-- Recorded information --
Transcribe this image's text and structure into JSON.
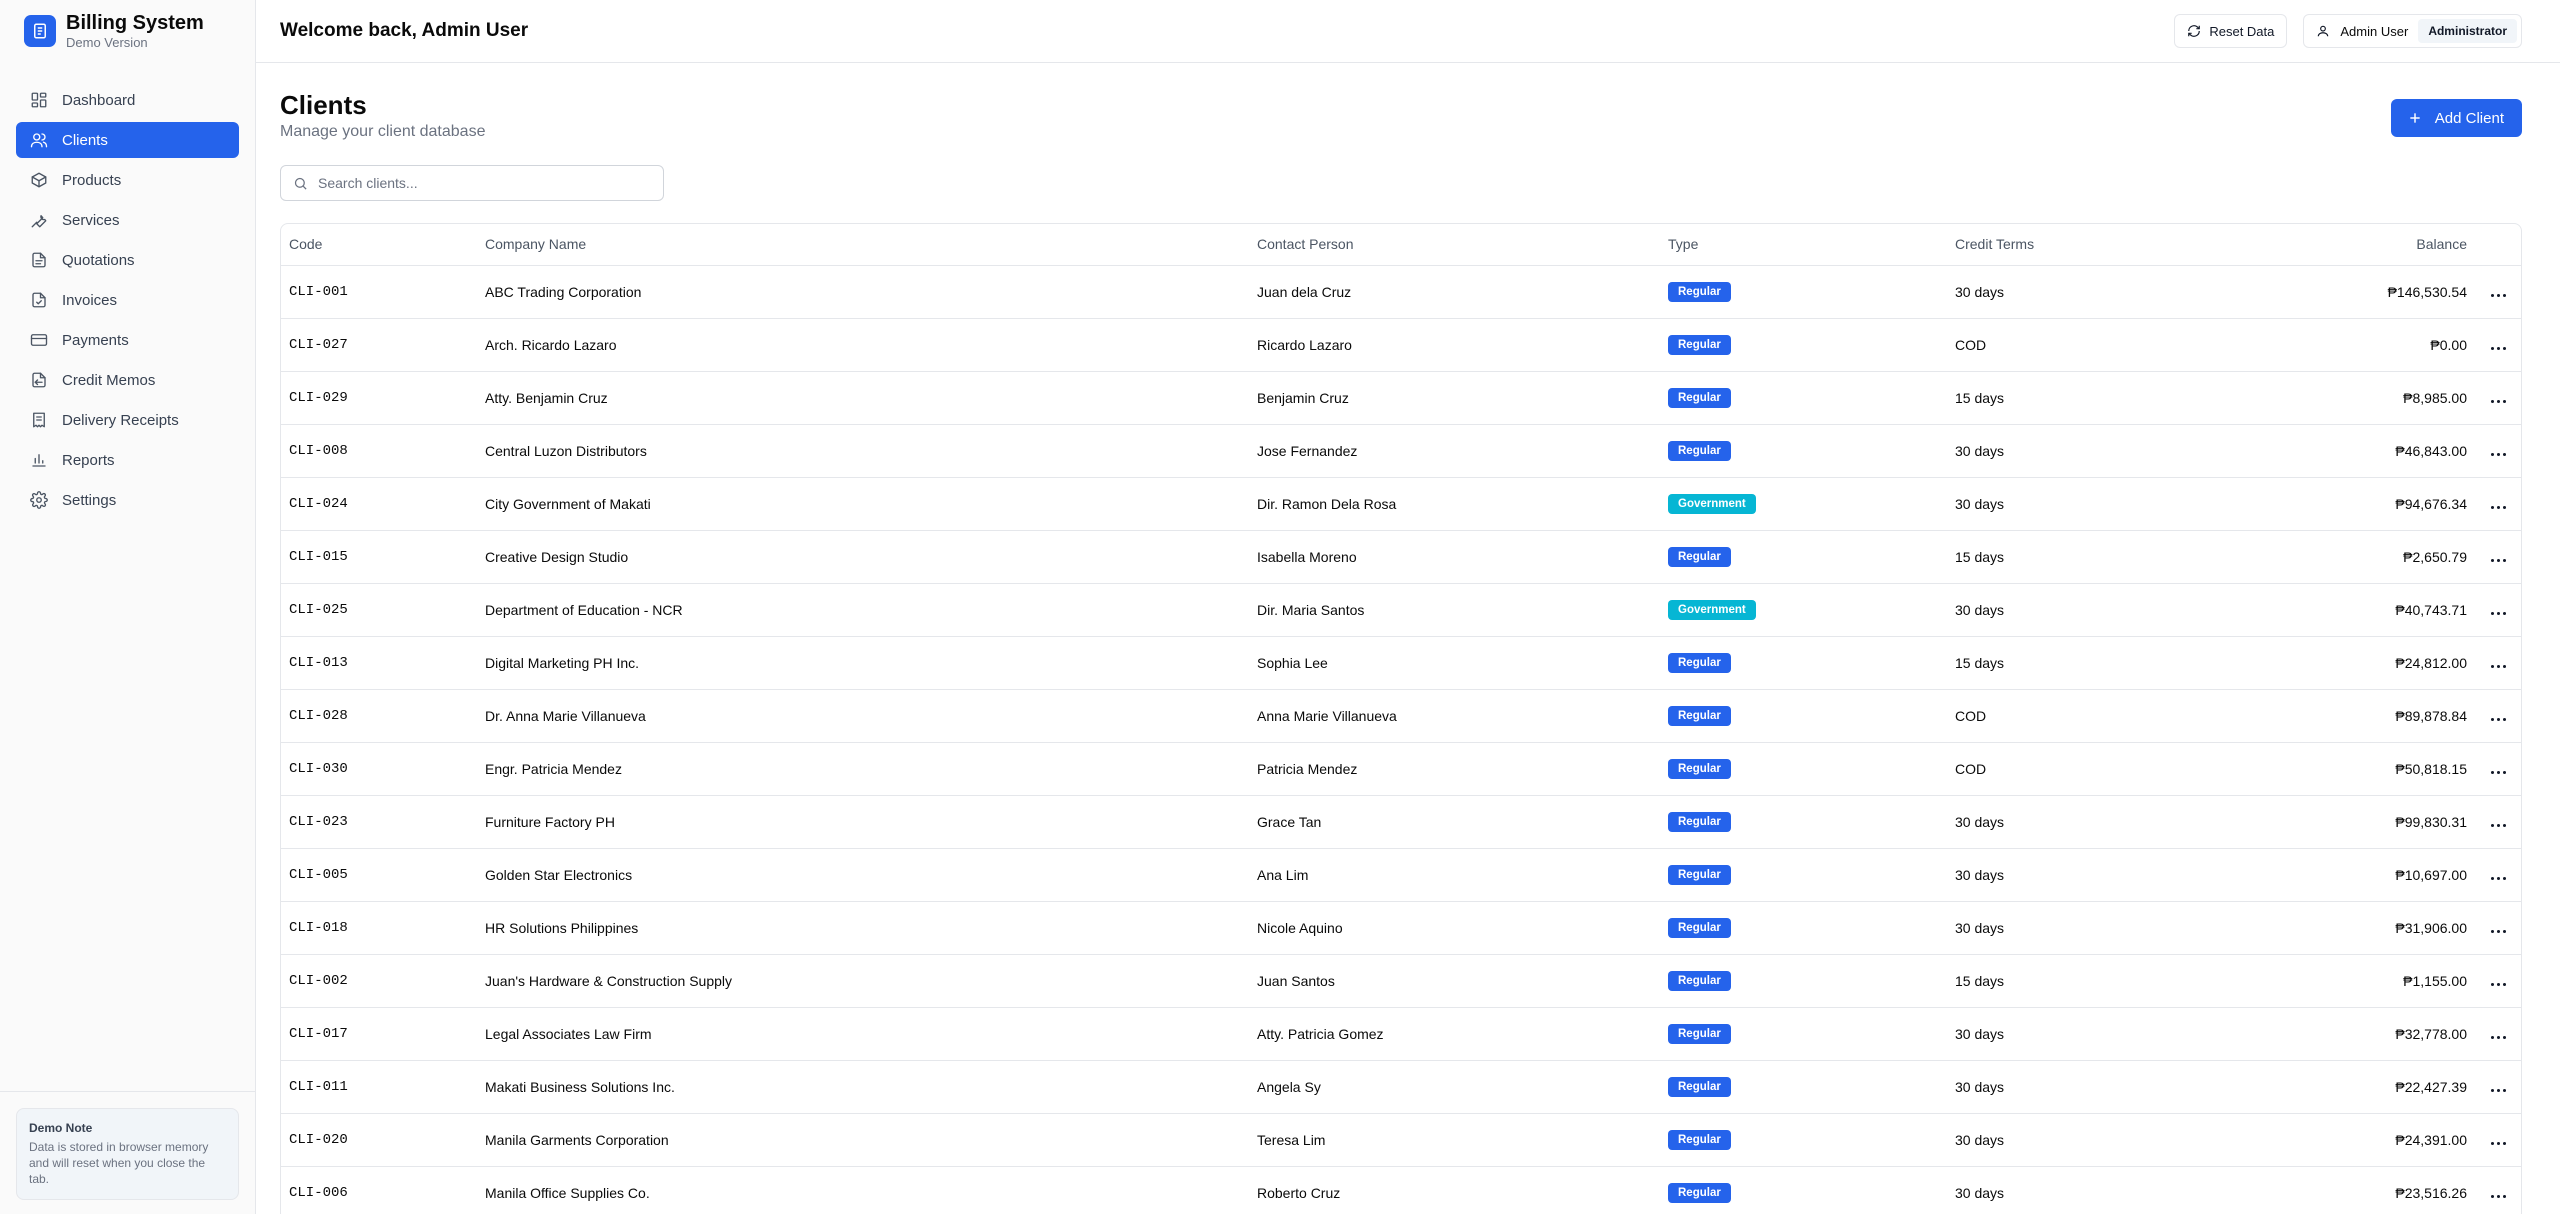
{
  "app": {
    "title": "Billing System",
    "subtitle": "Demo Version"
  },
  "sidebar": {
    "items": [
      {
        "label": "Dashboard",
        "icon": "dashboard-icon"
      },
      {
        "label": "Clients",
        "icon": "users-icon",
        "active": true
      },
      {
        "label": "Products",
        "icon": "box-icon"
      },
      {
        "label": "Services",
        "icon": "wrench-icon"
      },
      {
        "label": "Quotations",
        "icon": "file-icon"
      },
      {
        "label": "Invoices",
        "icon": "file-check-icon"
      },
      {
        "label": "Payments",
        "icon": "credit-card-icon"
      },
      {
        "label": "Credit Memos",
        "icon": "file-arrow-icon"
      },
      {
        "label": "Delivery Receipts",
        "icon": "receipt-icon"
      },
      {
        "label": "Reports",
        "icon": "bar-chart-icon"
      },
      {
        "label": "Settings",
        "icon": "gear-icon"
      }
    ],
    "demo_note": {
      "title": "Demo Note",
      "body": "Data is stored in browser memory and will reset when you close the tab."
    }
  },
  "header": {
    "welcome": "Welcome back, Admin User",
    "reset_label": "Reset Data",
    "user_name": "Admin User",
    "role": "Administrator"
  },
  "page": {
    "title": "Clients",
    "subtitle": "Manage your client database",
    "add_label": "Add Client",
    "search_placeholder": "Search clients..."
  },
  "colors": {
    "primary": "#2563eb",
    "regular": "#2563eb",
    "government": "#06b6d4"
  },
  "table": {
    "columns": [
      "Code",
      "Company Name",
      "Contact Person",
      "Type",
      "Credit Terms",
      "Balance"
    ],
    "rows": [
      {
        "code": "CLI-001",
        "company": "ABC Trading Corporation",
        "contact": "Juan dela Cruz",
        "type": "Regular",
        "terms": "30 days",
        "balance": "₱146,530.54"
      },
      {
        "code": "CLI-027",
        "company": "Arch. Ricardo Lazaro",
        "contact": "Ricardo Lazaro",
        "type": "Regular",
        "terms": "COD",
        "balance": "₱0.00"
      },
      {
        "code": "CLI-029",
        "company": "Atty. Benjamin Cruz",
        "contact": "Benjamin Cruz",
        "type": "Regular",
        "terms": "15 days",
        "balance": "₱8,985.00"
      },
      {
        "code": "CLI-008",
        "company": "Central Luzon Distributors",
        "contact": "Jose Fernandez",
        "type": "Regular",
        "terms": "30 days",
        "balance": "₱46,843.00"
      },
      {
        "code": "CLI-024",
        "company": "City Government of Makati",
        "contact": "Dir. Ramon Dela Rosa",
        "type": "Government",
        "terms": "30 days",
        "balance": "₱94,676.34"
      },
      {
        "code": "CLI-015",
        "company": "Creative Design Studio",
        "contact": "Isabella Moreno",
        "type": "Regular",
        "terms": "15 days",
        "balance": "₱2,650.79"
      },
      {
        "code": "CLI-025",
        "company": "Department of Education - NCR",
        "contact": "Dir. Maria Santos",
        "type": "Government",
        "terms": "30 days",
        "balance": "₱40,743.71"
      },
      {
        "code": "CLI-013",
        "company": "Digital Marketing PH Inc.",
        "contact": "Sophia Lee",
        "type": "Regular",
        "terms": "15 days",
        "balance": "₱24,812.00"
      },
      {
        "code": "CLI-028",
        "company": "Dr. Anna Marie Villanueva",
        "contact": "Anna Marie Villanueva",
        "type": "Regular",
        "terms": "COD",
        "balance": "₱89,878.84"
      },
      {
        "code": "CLI-030",
        "company": "Engr. Patricia Mendez",
        "contact": "Patricia Mendez",
        "type": "Regular",
        "terms": "COD",
        "balance": "₱50,818.15"
      },
      {
        "code": "CLI-023",
        "company": "Furniture Factory PH",
        "contact": "Grace Tan",
        "type": "Regular",
        "terms": "30 days",
        "balance": "₱99,830.31"
      },
      {
        "code": "CLI-005",
        "company": "Golden Star Electronics",
        "contact": "Ana Lim",
        "type": "Regular",
        "terms": "30 days",
        "balance": "₱10,697.00"
      },
      {
        "code": "CLI-018",
        "company": "HR Solutions Philippines",
        "contact": "Nicole Aquino",
        "type": "Regular",
        "terms": "30 days",
        "balance": "₱31,906.00"
      },
      {
        "code": "CLI-002",
        "company": "Juan's Hardware & Construction Supply",
        "contact": "Juan Santos",
        "type": "Regular",
        "terms": "15 days",
        "balance": "₱1,155.00"
      },
      {
        "code": "CLI-017",
        "company": "Legal Associates Law Firm",
        "contact": "Atty. Patricia Gomez",
        "type": "Regular",
        "terms": "30 days",
        "balance": "₱32,778.00"
      },
      {
        "code": "CLI-011",
        "company": "Makati Business Solutions Inc.",
        "contact": "Angela Sy",
        "type": "Regular",
        "terms": "30 days",
        "balance": "₱22,427.39"
      },
      {
        "code": "CLI-020",
        "company": "Manila Garments Corporation",
        "contact": "Teresa Lim",
        "type": "Regular",
        "terms": "30 days",
        "balance": "₱24,391.00"
      },
      {
        "code": "CLI-006",
        "company": "Manila Office Supplies Co.",
        "contact": "Roberto Cruz",
        "type": "Regular",
        "terms": "30 days",
        "balance": "₱23,516.26"
      }
    ]
  }
}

-- What is required --
Write out again every line above exactly as given; the pictures do not belong in the copy.

-- Output for this exercise --
Transcribe this image's text and structure into JSON.
{
  "app": {
    "title": "Billing System",
    "subtitle": "Demo Version"
  },
  "sidebar": {
    "items": [
      {
        "label": "Dashboard",
        "icon": "dashboard-icon"
      },
      {
        "label": "Clients",
        "icon": "users-icon",
        "active": true
      },
      {
        "label": "Products",
        "icon": "box-icon"
      },
      {
        "label": "Services",
        "icon": "wrench-icon"
      },
      {
        "label": "Quotations",
        "icon": "file-icon"
      },
      {
        "label": "Invoices",
        "icon": "file-check-icon"
      },
      {
        "label": "Payments",
        "icon": "credit-card-icon"
      },
      {
        "label": "Credit Memos",
        "icon": "file-arrow-icon"
      },
      {
        "label": "Delivery Receipts",
        "icon": "receipt-icon"
      },
      {
        "label": "Reports",
        "icon": "bar-chart-icon"
      },
      {
        "label": "Settings",
        "icon": "gear-icon"
      }
    ],
    "demo_note": {
      "title": "Demo Note",
      "body": "Data is stored in browser memory and will reset when you close the tab."
    }
  },
  "header": {
    "welcome": "Welcome back, Admin User",
    "reset_label": "Reset Data",
    "user_name": "Admin User",
    "role": "Administrator"
  },
  "page": {
    "title": "Clients",
    "subtitle": "Manage your client database",
    "add_label": "Add Client",
    "search_placeholder": "Search clients..."
  },
  "colors": {
    "primary": "#2563eb",
    "regular": "#2563eb",
    "government": "#06b6d4"
  },
  "table": {
    "columns": [
      "Code",
      "Company Name",
      "Contact Person",
      "Type",
      "Credit Terms",
      "Balance"
    ],
    "rows": [
      {
        "code": "CLI-001",
        "company": "ABC Trading Corporation",
        "contact": "Juan dela Cruz",
        "type": "Regular",
        "terms": "30 days",
        "balance": "₱146,530.54"
      },
      {
        "code": "CLI-027",
        "company": "Arch. Ricardo Lazaro",
        "contact": "Ricardo Lazaro",
        "type": "Regular",
        "terms": "COD",
        "balance": "₱0.00"
      },
      {
        "code": "CLI-029",
        "company": "Atty. Benjamin Cruz",
        "contact": "Benjamin Cruz",
        "type": "Regular",
        "terms": "15 days",
        "balance": "₱8,985.00"
      },
      {
        "code": "CLI-008",
        "company": "Central Luzon Distributors",
        "contact": "Jose Fernandez",
        "type": "Regular",
        "terms": "30 days",
        "balance": "₱46,843.00"
      },
      {
        "code": "CLI-024",
        "company": "City Government of Makati",
        "contact": "Dir. Ramon Dela Rosa",
        "type": "Government",
        "terms": "30 days",
        "balance": "₱94,676.34"
      },
      {
        "code": "CLI-015",
        "company": "Creative Design Studio",
        "contact": "Isabella Moreno",
        "type": "Regular",
        "terms": "15 days",
        "balance": "₱2,650.79"
      },
      {
        "code": "CLI-025",
        "company": "Department of Education - NCR",
        "contact": "Dir. Maria Santos",
        "type": "Government",
        "terms": "30 days",
        "balance": "₱40,743.71"
      },
      {
        "code": "CLI-013",
        "company": "Digital Marketing PH Inc.",
        "contact": "Sophia Lee",
        "type": "Regular",
        "terms": "15 days",
        "balance": "₱24,812.00"
      },
      {
        "code": "CLI-028",
        "company": "Dr. Anna Marie Villanueva",
        "contact": "Anna Marie Villanueva",
        "type": "Regular",
        "terms": "COD",
        "balance": "₱89,878.84"
      },
      {
        "code": "CLI-030",
        "company": "Engr. Patricia Mendez",
        "contact": "Patricia Mendez",
        "type": "Regular",
        "terms": "COD",
        "balance": "₱50,818.15"
      },
      {
        "code": "CLI-023",
        "company": "Furniture Factory PH",
        "contact": "Grace Tan",
        "type": "Regular",
        "terms": "30 days",
        "balance": "₱99,830.31"
      },
      {
        "code": "CLI-005",
        "company": "Golden Star Electronics",
        "contact": "Ana Lim",
        "type": "Regular",
        "terms": "30 days",
        "balance": "₱10,697.00"
      },
      {
        "code": "CLI-018",
        "company": "HR Solutions Philippines",
        "contact": "Nicole Aquino",
        "type": "Regular",
        "terms": "30 days",
        "balance": "₱31,906.00"
      },
      {
        "code": "CLI-002",
        "company": "Juan's Hardware & Construction Supply",
        "contact": "Juan Santos",
        "type": "Regular",
        "terms": "15 days",
        "balance": "₱1,155.00"
      },
      {
        "code": "CLI-017",
        "company": "Legal Associates Law Firm",
        "contact": "Atty. Patricia Gomez",
        "type": "Regular",
        "terms": "30 days",
        "balance": "₱32,778.00"
      },
      {
        "code": "CLI-011",
        "company": "Makati Business Solutions Inc.",
        "contact": "Angela Sy",
        "type": "Regular",
        "terms": "30 days",
        "balance": "₱22,427.39"
      },
      {
        "code": "CLI-020",
        "company": "Manila Garments Corporation",
        "contact": "Teresa Lim",
        "type": "Regular",
        "terms": "30 days",
        "balance": "₱24,391.00"
      },
      {
        "code": "CLI-006",
        "company": "Manila Office Supplies Co.",
        "contact": "Roberto Cruz",
        "type": "Regular",
        "terms": "30 days",
        "balance": "₱23,516.26"
      }
    ]
  }
}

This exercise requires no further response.